• **Task**
Reproduce every record below exactly as written, leaving out any pictures.

• **Provided records**
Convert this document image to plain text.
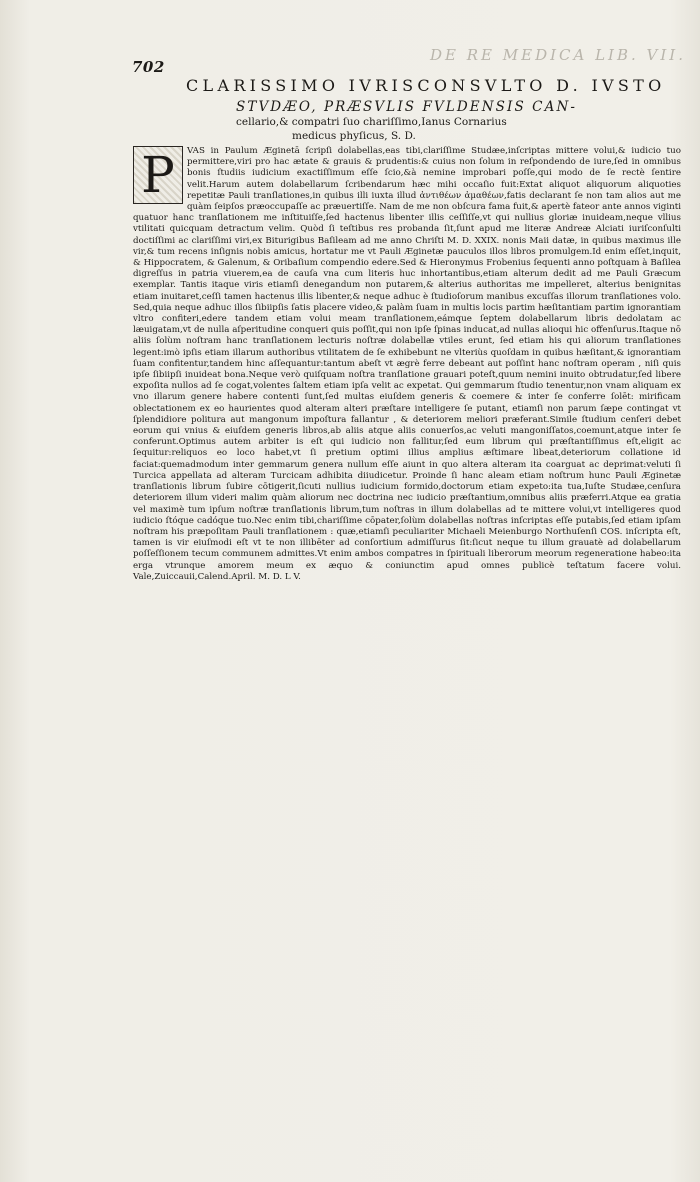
702
DE RE MEDICA LIB. VII.
CLARISSIMO IVRISCONSVLTO D. IVSTO
STVDÆO, PRÆSVLIS FVLDENSIS CAN-
cellario,& compatri ſuo chariſſimo,Ianus Cornarius
medicus phyſicus, S. D.
P	VAS in Paulum Æginetā ſcripſi dolabellas,eas tibi,clariſſime Studæe,inſcriptas mittere volui,& iudicio tuo permittere,viri pro hac ætate & grauis & prudentis:& cuius non ſolum in reſpondendo de iure,ſed in omnibus bonis ſtudiis iudicium exactiſſimum eſſe ſcio,&à nemine improbari poſſe,qui modo de ſe rectè ſentire velit.Harum autem dolabellarum ſcribendarum hæc mihi occaſio fuit:Extat aliquot aliquorum aliquoties repetitæ Pauli tranſlationes,in quibus illi iuxta illud ἀντιθέων ἀμαθέων,fatis declarant ſe non tam alios aut me quàm ſeipſos præoccupaſſe ac præuertiſſe. Nam de me non obſcura fama fuit,& apertè fateor ante annos viginti quatuor hanc tranſlationem me inſtituiſſe,ſed hactenus libenter illis ceſſiſſe,vt qui nullius gloriæ inuideam,neque vllius vtilitati quicquam detractum velim. Quòd ſi teſtibus res probanda ſit,ſunt apud me literæ Andreæ Alciati iuriſconſulti doctiſſimi ac clariſſimi viri,ex Biturigibus Baſileam ad me anno Chriſti M. D. XXIX. nonis Maii datæ, in quibus maximus ille vir,& tum recens inſignis nobis amicus, hortatur me vt Pauli Æginetæ pauculos illos libros promulgem.Id enim eſſet,inquit, & Hippocratem, & Galenum, & Oribaſium compendio edere.Sed & Hieronymus Frobenius ſequenti anno poſtquam à Baſilea digreſſus in patria viuerem,ea de cauſa vna cum literis huc inhortantibus,etiam alterum dedit ad me Pauli Græcum exemplar. Tantis itaque viris etiamſi denegandum non putarem,& alterius authoritas me impelleret, alterius benignitas etiam inuitaret,ceſſi tamen hactenus illis libenter,& neque adhuc è ſtudioſorum manibus excuſſas illorum tranſlationes volo. Sed,quia neque adhuc illos ſibiipſis ſatis placere video,& palàm ſuam in multis locis partim hæſitantiam partim ignorantiam vltro confiteri,edere tandem etiam volui meam tranſlationem,eámque ſeptem dolabellarum libris dedolatam ac læuigatam,vt de nulla aſperitudine conqueri quis poſſit,qui non ipſe ſpinas inducat,ad nullas alioqui hic offenſurus.Itaque nō aliis ſolùm noſtram hanc tranſlationem lecturis noſtræ dolabellæ vtiles erunt, ſed etiam his qui aliorum tranſlationes legent:imò ipſis etiam illarum authoribus vtilitatem de ſe exhibebunt ne vlteriùs quoſdam in quibus hæſitant,& ignorantiam ſuam confitentur,tandem hinc aſſequantur:tantum abeſt vt ægrè ferre debeant aut poſſint hanc noſtram operam , niſi quis ipſe ſibiipſi inuideat bona.Neque verò quiſquam noſtra tranſlatione grauari poteſt,quum nemini inuito obtrudatur,ſed libere expoſita nullos ad ſe cogat,volentes ſaltem etiam ipſa velit ac expetat. Qui gemmarum ſtudio tenentur,non vnam aliquam ex vno illarum genere habere contenti ſunt,ſed multas eiuſdem generis & coemere & inter ſe conferre ſolēt: mirificam oblectationem ex eo haurientes quod alteram alteri præſtare intelligere ſe putant, etiamſi non parum ſæpe contingat vt ſplendidiore politura aut mangonum impoſtura fallantur , & deteriorem meliori præferant.Simile ſtudium cenſeri debet eorum qui vnius & eiuſdem generis libros,ab aliis atque aliis conuerſos,ac veluti mangoniſſatos,coemunt,atque inter ſe conferunt.Optimus autem arbiter is eſt qui iudicio non fallitur,ſed eum librum qui præſtantiſſimus eſt,eligit ac ſequitur:reliquos eo loco habet,vt ſi pretium optimi illius amplius æſtimare libeat,deteriorum collatione id faciat:quemadmodum inter gemmarum genera nullum eſſe aiunt in quo altera alteram ita coarguat ac deprimat:veluti ſi Turcica appellata ad alteram Turcicam adhibita diiudicetur. Proinde ſi hanc aleam etiam noſtrum hunc Pauli Æginetæ tranſlationis librum ſubire cōtigerit,ſicuti nullius iudicium formido,doctorum etiam expeto:ita tua,Iuſte Studæe,cenſura deteriorem illum videri malim quàm aliorum nec doctrina nec iudicio præſtantium,omnibus aliis præferri.Atque ea gratia vel maximè tum ipſum noſtræ tranſlationis librum,tum noſtras in illum dolabellas ad te mittere volui,vt intelligeres quod iudicio ſtóque cadóque tuo.Nec enim tibi,chariſſime cōpater,ſolùm dolabellas noſtras inſcriptas eſſe putabis,ſed etiam ipſam noſtram his præpoſitam Pauli tranſlationem : quæ,etiamſi peculiariter Michaeli Meienburgo Northuſenſi COS. inſcripta eſt, tamen is vir eiuſmodi eſt vt te non illibēter ad conſortium admiſſurus ſit:ſicut neque tu illum grauatè ad dolabellarum poſſeſſionem tecum communem admittes.Vt enim ambos compatres in ſpirituali liberorum meorum regeneratione habeo:ita erga vtrunque amorem meum ex æquo & coniunctim apud omnes publicè teſtatum facere volui. Vale,Zuiccauii,Calend.April. M. D. L V.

• **Final result**
Convert this document image to plain text.
702
DE RE MEDICA LIB. VII.
CLARISSIMO IVRISCONSVLTO D. IVSTO
STVDÆO, PRÆSVLIS FVLDENSIS CAN-
cellario,& compatri ſuo chariſſimo,Ianus Cornarius
medicus phyſicus, S. D.
P	VAS in Paulum Æginetā ſcripſi dolabellas,eas tibi,clariſſime Studæe,inſcriptas mittere volui,& iudicio tuo permittere,viri pro hac ætate & grauis & prudentis:& cuius non ſolum in reſpondendo de iure,ſed in omnibus bonis ſtudiis iudicium exactiſſimum eſſe ſcio,&à nemine improbari poſſe,qui modo de ſe rectè ſentire velit.Harum autem dolabellarum ſcribendarum hæc mihi occaſio fuit:Extat aliquot aliquorum aliquoties repetitæ Pauli tranſlationes,in quibus illi iuxta illud ἀντιθέων ἀμαθέων,fatis declarant ſe non tam alios aut me quàm ſeipſos præoccupaſſe ac præuertiſſe. Nam de me non obſcura fama fuit,& apertè fateor ante annos viginti quatuor hanc tranſlationem me inſtituiſſe,ſed hactenus libenter illis ceſſiſſe,vt qui nullius gloriæ inuideam,neque vllius vtilitati quicquam detractum velim. Quòd ſi teſtibus res probanda ſit,ſunt apud me literæ Andreæ Alciati iuriſconſulti doctiſſimi ac clariſſimi viri,ex Biturigibus Baſileam ad me anno Chriſti M. D. XXIX. nonis Maii datæ, in quibus maximus ille vir,& tum recens inſignis nobis amicus, hortatur me vt Pauli Æginetæ pauculos illos libros promulgem.Id enim eſſet,inquit, & Hippocratem, & Galenum, & Oribaſium compendio edere.Sed & Hieronymus Frobenius ſequenti anno poſtquam à Baſilea digreſſus in patria viuerem,ea de cauſa vna cum literis huc inhortantibus,etiam alterum dedit ad me Pauli Græcum exemplar. Tantis itaque viris etiamſi denegandum non putarem,& alterius authoritas me impelleret, alterius benignitas etiam inuitaret,ceſſi tamen hactenus illis libenter,& neque adhuc è ſtudioſorum manibus excuſſas illorum tranſlationes volo. Sed,quia neque adhuc illos ſibiipſis ſatis placere video,& palàm ſuam in multis locis partim hæſitantiam partim ignorantiam vltro confiteri,edere tandem etiam volui meam tranſlationem,eámque ſeptem dolabellarum libris dedolatam ac læuigatam,vt de nulla aſperitudine conqueri quis poſſit,qui non ipſe ſpinas inducat,ad nullas alioqui hic offenſurus.Itaque nō aliis ſolùm noſtram hanc tranſlationem lecturis noſtræ dolabellæ vtiles erunt, ſed etiam his qui aliorum tranſlationes legent:imò ipſis etiam illarum authoribus vtilitatem de ſe exhibebunt ne vlteriùs quoſdam in quibus hæſitant,& ignorantiam ſuam confitentur,tandem hinc aſſequantur:tantum abeſt vt ægrè ferre debeant aut poſſint hanc noſtram operam , niſi quis ipſe ſibiipſi inuideat bona.Neque verò quiſquam noſtra tranſlatione grauari poteſt,quum nemini inuito obtrudatur,ſed libere expoſita nullos ad ſe cogat,volentes ſaltem etiam ipſa velit ac expetat. Qui gemmarum ſtudio tenentur,non vnam aliquam ex vno illarum genere habere contenti ſunt,ſed multas eiuſdem generis & coemere & inter ſe conferre ſolēt: mirificam oblectationem ex eo haurientes quod alteram alteri præſtare intelligere ſe putant, etiamſi non parum ſæpe contingat vt ſplendidiore politura aut mangonum impoſtura fallantur , & deteriorem meliori præferant.Simile ſtudium cenſeri debet eorum qui vnius & eiuſdem generis libros,ab aliis atque aliis conuerſos,ac veluti mangoniſſatos,coemunt,atque inter ſe conferunt.Optimus autem arbiter is eſt qui iudicio non fallitur,ſed eum librum qui præſtantiſſimus eſt,eligit ac ſequitur:reliquos eo loco habet,vt ſi pretium optimi illius amplius æſtimare libeat,deteriorum collatione id faciat:quemadmodum inter gemmarum genera nullum eſſe aiunt in quo altera alteram ita coarguat ac deprimat:veluti ſi Turcica appellata ad alteram Turcicam adhibita diiudicetur. Proinde ſi hanc aleam etiam noſtrum hunc Pauli Æginetæ tranſlationis librum ſubire cōtigerit,ſicuti nullius iudicium formido,doctorum etiam expeto:ita tua,Iuſte Studæe,cenſura deteriorem illum videri malim quàm aliorum nec doctrina nec iudicio præſtantium,omnibus aliis præferri.Atque ea gratia vel maximè tum ipſum noſtræ tranſlationis librum,tum noſtras in illum dolabellas ad te mittere volui,vt intelligeres quod iudicio ſtóque cadóque tuo.Nec enim tibi,chariſſime cōpater,ſolùm dolabellas noſtras inſcriptas eſſe putabis,ſed etiam ipſam noſtram his præpoſitam Pauli tranſlationem : quæ,etiamſi peculiariter Michaeli Meienburgo Northuſenſi COS. inſcripta eſt, tamen is vir eiuſmodi eſt vt te non illibēter ad conſortium admiſſurus ſit:ſicut neque tu illum grauatè ad dolabellarum poſſeſſionem tecum communem admittes.Vt enim ambos compatres in ſpirituali liberorum meorum regeneratione habeo:ita erga vtrunque amorem meum ex æquo & coniunctim apud omnes publicè teſtatum facere volui. Vale,Zuiccauii,Calend.April. M. D. L V.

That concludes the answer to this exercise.